• WHAT YOU WILL DO: Listed below are entries; give the number of lines among them that include "content", and only that number.

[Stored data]

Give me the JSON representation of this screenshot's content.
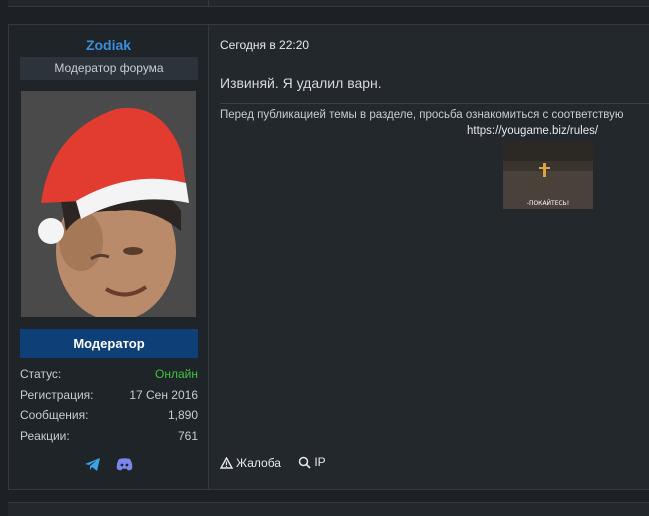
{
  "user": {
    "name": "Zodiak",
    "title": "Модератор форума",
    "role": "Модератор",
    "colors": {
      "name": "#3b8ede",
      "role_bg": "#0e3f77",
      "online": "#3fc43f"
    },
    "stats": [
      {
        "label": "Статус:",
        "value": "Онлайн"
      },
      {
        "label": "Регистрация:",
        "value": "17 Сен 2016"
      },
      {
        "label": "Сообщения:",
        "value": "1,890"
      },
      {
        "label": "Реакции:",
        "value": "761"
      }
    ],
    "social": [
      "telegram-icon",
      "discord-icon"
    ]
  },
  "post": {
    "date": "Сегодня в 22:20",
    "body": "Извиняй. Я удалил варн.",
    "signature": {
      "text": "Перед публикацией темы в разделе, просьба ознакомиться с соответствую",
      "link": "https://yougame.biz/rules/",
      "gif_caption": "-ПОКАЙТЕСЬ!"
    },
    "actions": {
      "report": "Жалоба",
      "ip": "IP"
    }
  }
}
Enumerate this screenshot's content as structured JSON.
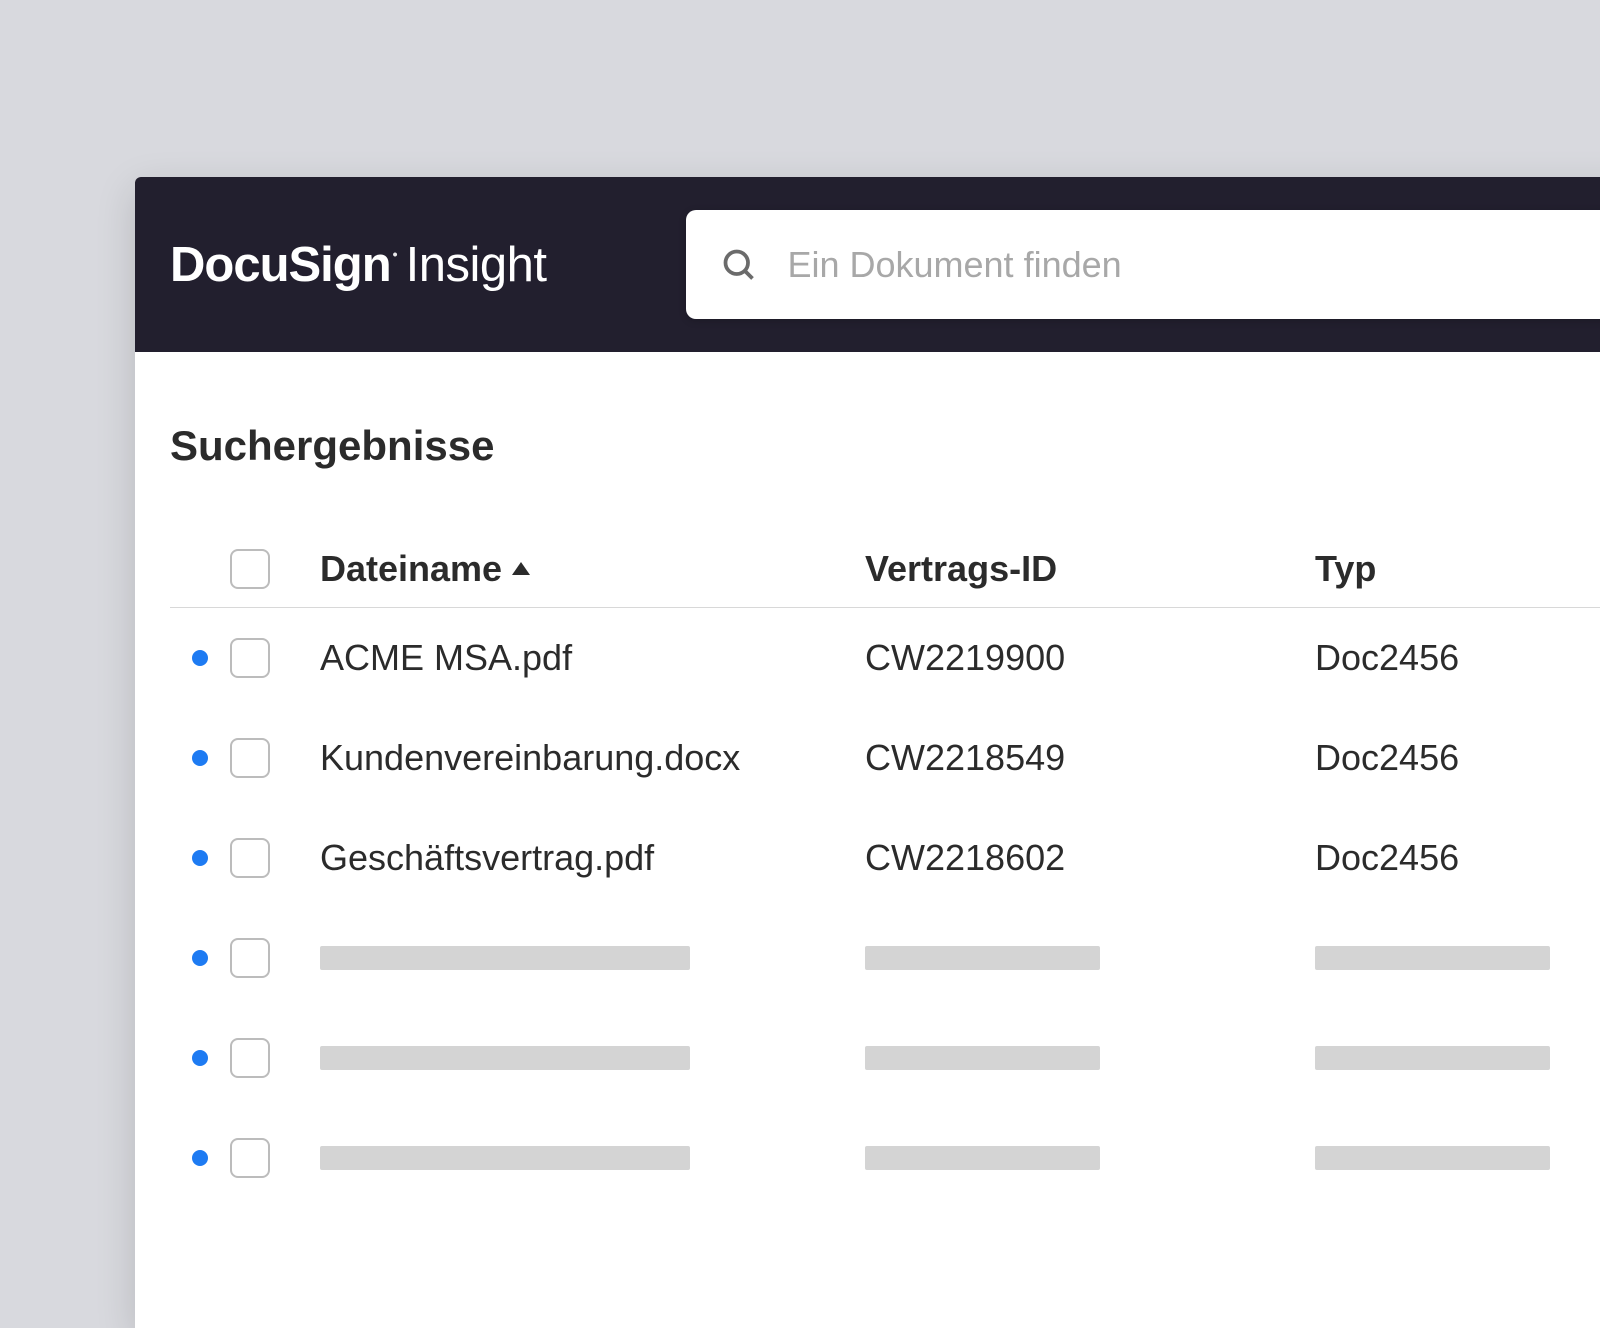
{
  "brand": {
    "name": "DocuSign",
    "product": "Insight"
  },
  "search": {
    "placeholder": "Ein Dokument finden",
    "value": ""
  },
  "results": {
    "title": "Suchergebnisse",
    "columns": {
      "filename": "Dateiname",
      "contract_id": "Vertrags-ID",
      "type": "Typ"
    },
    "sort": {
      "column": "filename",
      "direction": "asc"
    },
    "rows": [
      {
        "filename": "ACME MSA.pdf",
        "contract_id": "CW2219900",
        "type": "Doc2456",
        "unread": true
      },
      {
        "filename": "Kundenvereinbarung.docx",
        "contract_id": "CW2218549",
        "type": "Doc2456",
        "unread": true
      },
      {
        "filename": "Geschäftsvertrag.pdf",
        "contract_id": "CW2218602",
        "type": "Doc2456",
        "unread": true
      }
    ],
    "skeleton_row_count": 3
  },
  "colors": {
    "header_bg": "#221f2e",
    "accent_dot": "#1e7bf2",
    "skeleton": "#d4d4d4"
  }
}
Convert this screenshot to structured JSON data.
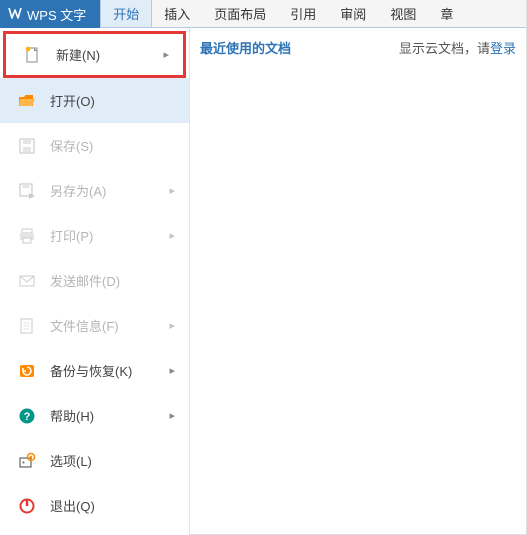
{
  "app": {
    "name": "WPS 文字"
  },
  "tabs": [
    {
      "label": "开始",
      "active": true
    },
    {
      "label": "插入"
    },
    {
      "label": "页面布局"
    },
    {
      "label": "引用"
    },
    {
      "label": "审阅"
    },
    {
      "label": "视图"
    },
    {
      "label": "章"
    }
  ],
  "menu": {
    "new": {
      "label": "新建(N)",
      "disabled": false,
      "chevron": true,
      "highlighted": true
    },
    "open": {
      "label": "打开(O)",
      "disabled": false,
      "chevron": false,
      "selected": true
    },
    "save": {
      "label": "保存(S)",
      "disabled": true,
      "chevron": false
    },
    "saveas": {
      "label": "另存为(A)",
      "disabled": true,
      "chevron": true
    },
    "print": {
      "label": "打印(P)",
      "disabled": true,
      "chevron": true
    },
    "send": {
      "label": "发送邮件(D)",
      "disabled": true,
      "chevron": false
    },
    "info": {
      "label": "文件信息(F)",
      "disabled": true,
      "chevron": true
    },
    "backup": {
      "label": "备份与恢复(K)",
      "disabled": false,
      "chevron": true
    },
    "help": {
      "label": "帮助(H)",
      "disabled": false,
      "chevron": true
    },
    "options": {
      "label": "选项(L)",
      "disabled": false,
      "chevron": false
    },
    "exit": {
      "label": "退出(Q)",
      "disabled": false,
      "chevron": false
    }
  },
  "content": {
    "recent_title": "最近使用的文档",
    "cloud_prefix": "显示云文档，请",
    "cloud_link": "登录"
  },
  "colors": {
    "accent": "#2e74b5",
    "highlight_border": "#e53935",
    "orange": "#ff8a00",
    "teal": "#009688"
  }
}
* * *
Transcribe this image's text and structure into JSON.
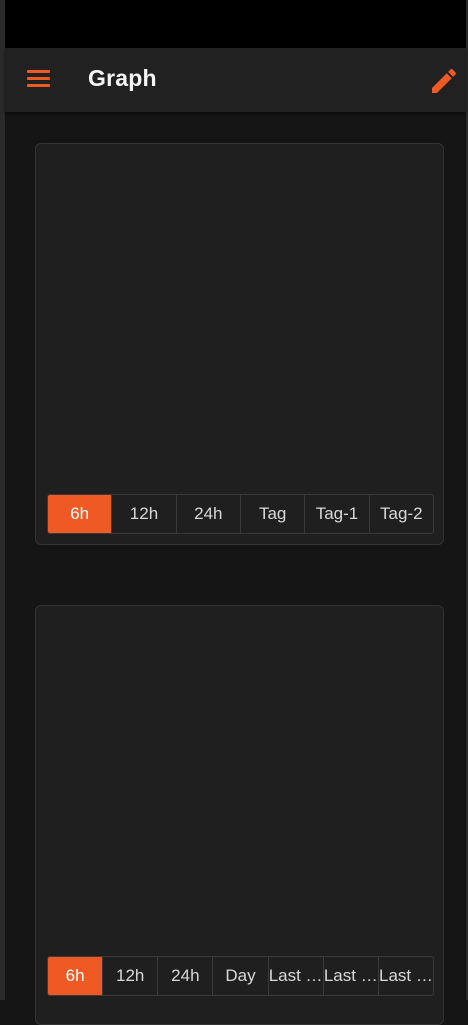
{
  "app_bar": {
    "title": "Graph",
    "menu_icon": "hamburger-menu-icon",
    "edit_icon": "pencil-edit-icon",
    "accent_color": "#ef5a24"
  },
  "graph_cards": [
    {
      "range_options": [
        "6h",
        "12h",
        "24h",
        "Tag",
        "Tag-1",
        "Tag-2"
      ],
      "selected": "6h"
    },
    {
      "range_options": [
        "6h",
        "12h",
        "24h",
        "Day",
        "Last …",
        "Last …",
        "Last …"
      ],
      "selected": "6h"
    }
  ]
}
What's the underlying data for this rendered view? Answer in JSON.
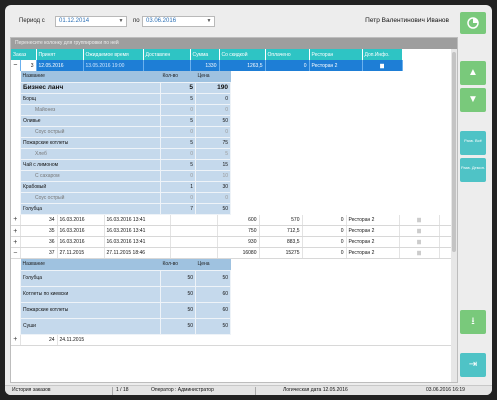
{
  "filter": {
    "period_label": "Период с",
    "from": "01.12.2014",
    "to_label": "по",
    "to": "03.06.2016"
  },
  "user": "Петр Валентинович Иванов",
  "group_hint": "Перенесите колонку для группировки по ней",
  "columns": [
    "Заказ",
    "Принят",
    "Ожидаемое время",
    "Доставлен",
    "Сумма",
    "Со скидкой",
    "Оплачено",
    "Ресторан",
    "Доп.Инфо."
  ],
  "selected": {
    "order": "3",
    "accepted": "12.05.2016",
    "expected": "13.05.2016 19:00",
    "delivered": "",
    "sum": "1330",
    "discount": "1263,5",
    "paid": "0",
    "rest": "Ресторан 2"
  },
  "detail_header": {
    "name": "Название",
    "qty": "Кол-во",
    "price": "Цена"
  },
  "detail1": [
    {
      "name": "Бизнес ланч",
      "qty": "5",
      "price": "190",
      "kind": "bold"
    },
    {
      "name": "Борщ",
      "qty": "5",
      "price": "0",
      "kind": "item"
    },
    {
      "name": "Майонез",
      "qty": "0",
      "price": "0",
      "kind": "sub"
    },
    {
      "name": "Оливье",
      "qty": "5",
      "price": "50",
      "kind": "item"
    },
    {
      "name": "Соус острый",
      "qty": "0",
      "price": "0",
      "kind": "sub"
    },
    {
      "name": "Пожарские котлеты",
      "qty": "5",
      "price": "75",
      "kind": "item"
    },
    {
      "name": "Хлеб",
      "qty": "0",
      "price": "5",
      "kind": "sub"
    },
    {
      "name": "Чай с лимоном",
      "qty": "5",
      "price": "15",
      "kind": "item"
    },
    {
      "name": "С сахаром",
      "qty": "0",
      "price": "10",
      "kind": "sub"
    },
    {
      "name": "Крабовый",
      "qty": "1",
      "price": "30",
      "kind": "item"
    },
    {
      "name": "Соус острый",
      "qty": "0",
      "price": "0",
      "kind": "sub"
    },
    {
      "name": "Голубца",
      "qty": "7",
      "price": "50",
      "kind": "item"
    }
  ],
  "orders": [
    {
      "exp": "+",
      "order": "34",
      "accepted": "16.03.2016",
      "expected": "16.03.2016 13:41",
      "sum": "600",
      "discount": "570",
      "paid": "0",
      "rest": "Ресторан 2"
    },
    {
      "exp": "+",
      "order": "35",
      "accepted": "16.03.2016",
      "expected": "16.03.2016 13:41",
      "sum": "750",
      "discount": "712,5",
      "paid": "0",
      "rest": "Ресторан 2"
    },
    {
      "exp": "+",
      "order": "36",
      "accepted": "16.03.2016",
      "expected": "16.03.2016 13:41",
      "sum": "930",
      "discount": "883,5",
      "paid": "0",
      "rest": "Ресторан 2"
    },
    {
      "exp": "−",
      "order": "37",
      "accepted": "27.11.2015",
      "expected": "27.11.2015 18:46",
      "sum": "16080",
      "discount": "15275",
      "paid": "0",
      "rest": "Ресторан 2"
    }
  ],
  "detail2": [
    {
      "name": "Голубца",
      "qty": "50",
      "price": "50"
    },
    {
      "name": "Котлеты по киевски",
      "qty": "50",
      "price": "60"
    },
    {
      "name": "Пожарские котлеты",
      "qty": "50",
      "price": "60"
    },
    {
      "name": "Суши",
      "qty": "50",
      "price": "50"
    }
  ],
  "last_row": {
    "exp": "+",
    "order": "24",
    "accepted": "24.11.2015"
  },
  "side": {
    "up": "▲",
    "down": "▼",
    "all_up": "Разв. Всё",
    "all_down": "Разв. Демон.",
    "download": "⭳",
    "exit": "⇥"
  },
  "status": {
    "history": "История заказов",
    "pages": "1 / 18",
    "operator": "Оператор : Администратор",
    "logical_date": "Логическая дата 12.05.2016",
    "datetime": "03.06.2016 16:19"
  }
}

• TASK ANSWER: 3